- [RECORDS SHOWN]:

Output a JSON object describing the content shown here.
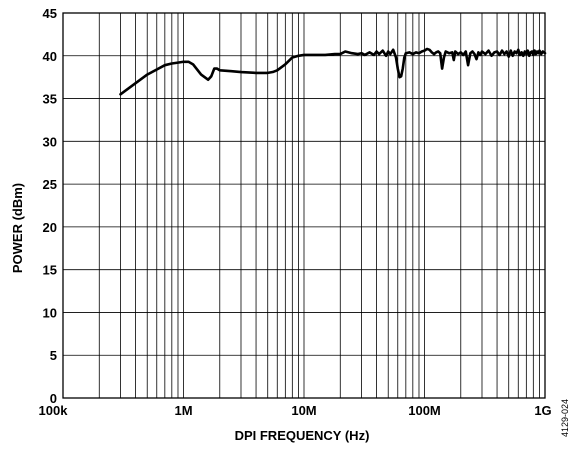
{
  "chart_data": {
    "type": "line",
    "title": "",
    "xlabel": "DPI FREQUENCY (Hz)",
    "ylabel": "POWER (dBm)",
    "x_scale": "log",
    "xlim": [
      100000,
      1000000000
    ],
    "ylim": [
      0,
      45
    ],
    "grid": true,
    "legend": "none",
    "xticks": [
      {
        "value": 100000,
        "label": "100k"
      },
      {
        "value": 1000000,
        "label": "1M"
      },
      {
        "value": 10000000,
        "label": "10M"
      },
      {
        "value": 100000000,
        "label": "100M"
      },
      {
        "value": 1000000000,
        "label": "1G"
      }
    ],
    "yticks": [
      {
        "value": 0,
        "label": "0"
      },
      {
        "value": 5,
        "label": "5"
      },
      {
        "value": 10,
        "label": "10"
      },
      {
        "value": 15,
        "label": "15"
      },
      {
        "value": 20,
        "label": "20"
      },
      {
        "value": 25,
        "label": "25"
      },
      {
        "value": 30,
        "label": "30"
      },
      {
        "value": 35,
        "label": "35"
      },
      {
        "value": 40,
        "label": "40"
      },
      {
        "value": 45,
        "label": "45"
      }
    ],
    "series": [
      {
        "x": [
          300000,
          400000,
          500000,
          600000,
          700000,
          800000,
          900000,
          1000000,
          1100000,
          1200000,
          1400000,
          1600000,
          1700000,
          1800000,
          1900000,
          2000000,
          2500000,
          3000000,
          4000000,
          5000000,
          5500000,
          6000000,
          7000000,
          8000000,
          9000000,
          10000000,
          12000000,
          15000000,
          18000000,
          20000000,
          22000000,
          25000000,
          28000000,
          30000000,
          32000000,
          35000000,
          38000000,
          40000000,
          42000000,
          45000000,
          48000000,
          50000000,
          52000000,
          55000000,
          58000000,
          60000000,
          62000000,
          64000000,
          66000000,
          68000000,
          70000000,
          75000000,
          80000000,
          85000000,
          90000000,
          95000000,
          100000000,
          105000000,
          110000000,
          115000000,
          120000000,
          125000000,
          130000000,
          135000000,
          140000000,
          145000000,
          150000000,
          160000000,
          170000000,
          175000000,
          180000000,
          190000000,
          200000000,
          210000000,
          220000000,
          230000000,
          240000000,
          250000000,
          260000000,
          270000000,
          280000000,
          290000000,
          300000000,
          320000000,
          340000000,
          360000000,
          380000000,
          400000000,
          420000000,
          440000000,
          460000000,
          480000000,
          500000000,
          520000000,
          540000000,
          560000000,
          580000000,
          600000000,
          620000000,
          640000000,
          660000000,
          680000000,
          700000000,
          720000000,
          740000000,
          760000000,
          780000000,
          800000000,
          820000000,
          840000000,
          860000000,
          880000000,
          900000000,
          930000000,
          960000000,
          1000000000
        ],
        "y": [
          35.5,
          36.8,
          37.8,
          38.4,
          38.9,
          39.1,
          39.2,
          39.3,
          39.3,
          39.0,
          37.8,
          37.2,
          37.6,
          38.5,
          38.5,
          38.3,
          38.2,
          38.1,
          38.0,
          38.0,
          38.1,
          38.3,
          39.0,
          39.8,
          40.0,
          40.1,
          40.1,
          40.1,
          40.2,
          40.2,
          40.5,
          40.3,
          40.2,
          40.3,
          40.1,
          40.4,
          40.1,
          40.5,
          40.2,
          40.6,
          40.0,
          40.5,
          40.2,
          40.7,
          39.8,
          38.5,
          37.5,
          37.6,
          38.5,
          39.8,
          40.3,
          40.4,
          40.2,
          40.4,
          40.3,
          40.5,
          40.6,
          40.8,
          40.7,
          40.4,
          40.2,
          40.4,
          40.5,
          40.3,
          38.5,
          39.8,
          40.5,
          40.3,
          40.4,
          39.5,
          40.5,
          40.2,
          40.4,
          40.1,
          40.5,
          38.9,
          40.3,
          40.5,
          40.2,
          39.6,
          40.4,
          40.1,
          40.5,
          40.2,
          40.6,
          40.0,
          40.4,
          40.5,
          40.1,
          40.6,
          40.2,
          40.5,
          39.9,
          40.6,
          40.0,
          40.5,
          40.3,
          40.7,
          40.1,
          40.4,
          40.0,
          40.5,
          40.2,
          40.6,
          40.0,
          40.4,
          40.5,
          40.1,
          40.6,
          40.2,
          40.5,
          40.3,
          40.6,
          40.2,
          40.5,
          40.3
        ]
      }
    ]
  },
  "figure_id": "4129-024"
}
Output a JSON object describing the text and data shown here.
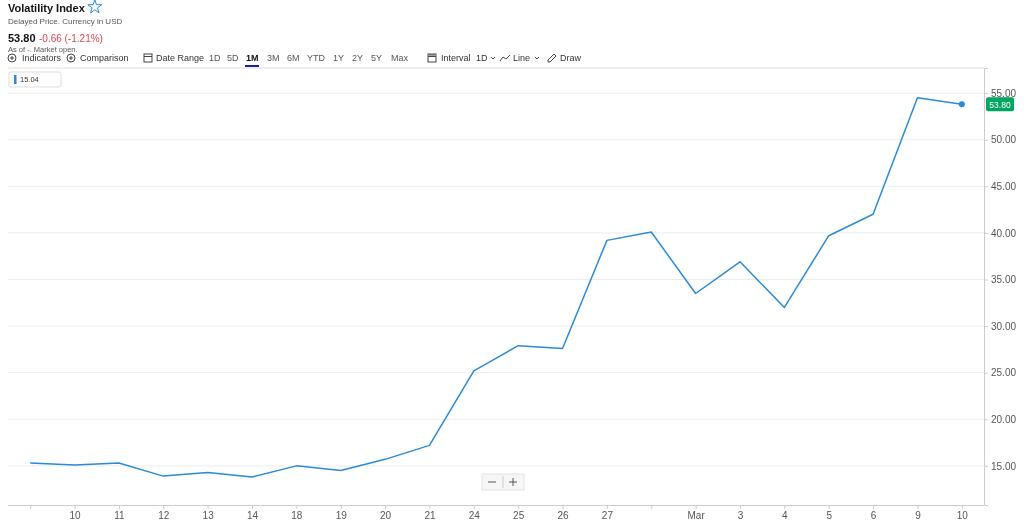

- [DIRECTIVE]: Reproduce the entries above without change, omitting all pictures.

- [TASK OUTPUT]:
Output a JSON object describing the content shown here.
{
  "chart_data": {
    "type": "line",
    "title": "",
    "xlabel": "DPI FREQUENCY (Hz)",
    "ylabel": "POWER (dBm)",
    "x_scale": "log",
    "xlim": [
      100000,
      1000000000
    ],
    "ylim": [
      0,
      45
    ],
    "grid": true,
    "legend": "none",
    "xticks": [
      {
        "value": 100000,
        "label": "100k"
      },
      {
        "value": 1000000,
        "label": "1M"
      },
      {
        "value": 10000000,
        "label": "10M"
      },
      {
        "value": 100000000,
        "label": "100M"
      },
      {
        "value": 1000000000,
        "label": "1G"
      }
    ],
    "yticks": [
      {
        "value": 0,
        "label": "0"
      },
      {
        "value": 5,
        "label": "5"
      },
      {
        "value": 10,
        "label": "10"
      },
      {
        "value": 15,
        "label": "15"
      },
      {
        "value": 20,
        "label": "20"
      },
      {
        "value": 25,
        "label": "25"
      },
      {
        "value": 30,
        "label": "30"
      },
      {
        "value": 35,
        "label": "35"
      },
      {
        "value": 40,
        "label": "40"
      },
      {
        "value": 45,
        "label": "45"
      }
    ],
    "series": [
      {
        "x": [
          300000,
          400000,
          500000,
          600000,
          700000,
          800000,
          900000,
          1000000,
          1100000,
          1200000,
          1400000,
          1600000,
          1700000,
          1800000,
          1900000,
          2000000,
          2500000,
          3000000,
          4000000,
          5000000,
          5500000,
          6000000,
          7000000,
          8000000,
          9000000,
          10000000,
          12000000,
          15000000,
          18000000,
          20000000,
          22000000,
          25000000,
          28000000,
          30000000,
          32000000,
          35000000,
          38000000,
          40000000,
          42000000,
          45000000,
          48000000,
          50000000,
          52000000,
          55000000,
          58000000,
          60000000,
          62000000,
          64000000,
          66000000,
          68000000,
          70000000,
          75000000,
          80000000,
          85000000,
          90000000,
          95000000,
          100000000,
          105000000,
          110000000,
          115000000,
          120000000,
          125000000,
          130000000,
          135000000,
          140000000,
          145000000,
          150000000,
          160000000,
          170000000,
          175000000,
          180000000,
          190000000,
          200000000,
          210000000,
          220000000,
          230000000,
          240000000,
          250000000,
          260000000,
          270000000,
          280000000,
          290000000,
          300000000,
          320000000,
          340000000,
          360000000,
          380000000,
          400000000,
          420000000,
          440000000,
          460000000,
          480000000,
          500000000,
          520000000,
          540000000,
          560000000,
          580000000,
          600000000,
          620000000,
          640000000,
          660000000,
          680000000,
          700000000,
          720000000,
          740000000,
          760000000,
          780000000,
          800000000,
          820000000,
          840000000,
          860000000,
          880000000,
          900000000,
          930000000,
          960000000,
          1000000000
        ],
        "y": [
          35.5,
          36.8,
          37.8,
          38.4,
          38.9,
          39.1,
          39.2,
          39.3,
          39.3,
          39.0,
          37.8,
          37.2,
          37.6,
          38.5,
          38.5,
          38.3,
          38.2,
          38.1,
          38.0,
          38.0,
          38.1,
          38.3,
          39.0,
          39.8,
          40.0,
          40.1,
          40.1,
          40.1,
          40.2,
          40.2,
          40.5,
          40.3,
          40.2,
          40.3,
          40.1,
          40.4,
          40.1,
          40.5,
          40.2,
          40.6,
          40.0,
          40.5,
          40.2,
          40.7,
          39.8,
          38.5,
          37.5,
          37.6,
          38.5,
          39.8,
          40.3,
          40.4,
          40.2,
          40.4,
          40.3,
          40.5,
          40.6,
          40.8,
          40.7,
          40.4,
          40.2,
          40.4,
          40.5,
          40.3,
          38.5,
          39.8,
          40.5,
          40.3,
          40.4,
          39.5,
          40.5,
          40.2,
          40.4,
          40.1,
          40.5,
          38.9,
          40.3,
          40.5,
          40.2,
          39.6,
          40.4,
          40.1,
          40.5,
          40.2,
          40.6,
          40.0,
          40.4,
          40.5,
          40.1,
          40.6,
          40.2,
          40.5,
          39.9,
          40.6,
          40.0,
          40.5,
          40.3,
          40.7,
          40.1,
          40.4,
          40.0,
          40.5,
          40.2,
          40.6,
          40.0,
          40.4,
          40.5,
          40.1,
          40.6,
          40.2,
          40.5,
          40.3,
          40.6,
          40.2,
          40.5,
          40.3
        ]
      }
    ]
  },
  "figure_id": "4129-024"
}
Output a JSON object describing the text and data shown here.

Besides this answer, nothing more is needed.